### Directive
Find the string "JSON" and gather every line that holds it.
== == ==
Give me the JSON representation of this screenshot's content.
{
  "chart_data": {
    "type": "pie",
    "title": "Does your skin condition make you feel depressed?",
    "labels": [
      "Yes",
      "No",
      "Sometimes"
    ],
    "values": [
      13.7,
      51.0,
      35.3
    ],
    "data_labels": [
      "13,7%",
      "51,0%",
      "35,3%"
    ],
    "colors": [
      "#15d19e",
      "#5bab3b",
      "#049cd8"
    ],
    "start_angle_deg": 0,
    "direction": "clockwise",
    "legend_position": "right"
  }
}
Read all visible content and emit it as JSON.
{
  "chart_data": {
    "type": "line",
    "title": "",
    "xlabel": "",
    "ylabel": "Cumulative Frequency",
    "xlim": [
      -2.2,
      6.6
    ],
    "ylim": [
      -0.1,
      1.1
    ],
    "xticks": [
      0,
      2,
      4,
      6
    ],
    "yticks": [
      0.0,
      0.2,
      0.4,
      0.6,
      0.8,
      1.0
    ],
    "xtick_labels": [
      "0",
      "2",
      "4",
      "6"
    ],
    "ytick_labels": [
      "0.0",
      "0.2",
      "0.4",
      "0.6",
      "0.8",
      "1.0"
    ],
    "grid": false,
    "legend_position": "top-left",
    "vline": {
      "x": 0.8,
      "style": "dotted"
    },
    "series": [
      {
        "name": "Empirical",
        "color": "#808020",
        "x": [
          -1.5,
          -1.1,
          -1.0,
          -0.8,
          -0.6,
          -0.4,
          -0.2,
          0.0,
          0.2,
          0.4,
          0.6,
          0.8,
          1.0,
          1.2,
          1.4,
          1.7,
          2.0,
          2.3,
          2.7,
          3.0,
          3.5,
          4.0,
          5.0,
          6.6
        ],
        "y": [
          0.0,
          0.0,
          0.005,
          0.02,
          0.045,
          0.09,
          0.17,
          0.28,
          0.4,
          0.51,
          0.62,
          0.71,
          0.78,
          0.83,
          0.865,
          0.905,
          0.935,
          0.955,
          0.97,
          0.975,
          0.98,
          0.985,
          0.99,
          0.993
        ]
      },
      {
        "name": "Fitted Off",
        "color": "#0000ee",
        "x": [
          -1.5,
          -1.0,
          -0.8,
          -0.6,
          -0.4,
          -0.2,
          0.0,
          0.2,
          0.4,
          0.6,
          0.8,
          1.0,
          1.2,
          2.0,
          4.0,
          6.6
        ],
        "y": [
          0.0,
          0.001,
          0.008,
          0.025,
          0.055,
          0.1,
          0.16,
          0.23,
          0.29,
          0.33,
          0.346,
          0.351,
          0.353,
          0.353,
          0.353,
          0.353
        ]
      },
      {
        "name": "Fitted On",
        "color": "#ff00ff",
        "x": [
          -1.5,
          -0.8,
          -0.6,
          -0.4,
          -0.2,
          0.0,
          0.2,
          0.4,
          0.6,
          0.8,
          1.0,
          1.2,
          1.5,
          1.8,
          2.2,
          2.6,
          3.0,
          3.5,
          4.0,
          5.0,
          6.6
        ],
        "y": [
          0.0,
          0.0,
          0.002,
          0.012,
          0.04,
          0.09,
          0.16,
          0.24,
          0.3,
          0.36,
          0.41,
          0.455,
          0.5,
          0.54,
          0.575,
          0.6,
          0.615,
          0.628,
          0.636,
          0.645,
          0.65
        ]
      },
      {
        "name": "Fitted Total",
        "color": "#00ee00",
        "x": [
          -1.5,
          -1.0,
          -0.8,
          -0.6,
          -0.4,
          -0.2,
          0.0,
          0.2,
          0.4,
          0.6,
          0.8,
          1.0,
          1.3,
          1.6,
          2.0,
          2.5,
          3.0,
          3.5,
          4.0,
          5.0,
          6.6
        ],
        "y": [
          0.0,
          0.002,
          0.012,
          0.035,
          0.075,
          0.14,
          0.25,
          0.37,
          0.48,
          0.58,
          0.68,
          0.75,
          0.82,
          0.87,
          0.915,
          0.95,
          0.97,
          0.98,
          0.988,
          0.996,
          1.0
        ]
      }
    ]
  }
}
== == ==
### Task solution
Give me the JSON representation of this screenshot's content.
Read all visible content and emit it as JSON.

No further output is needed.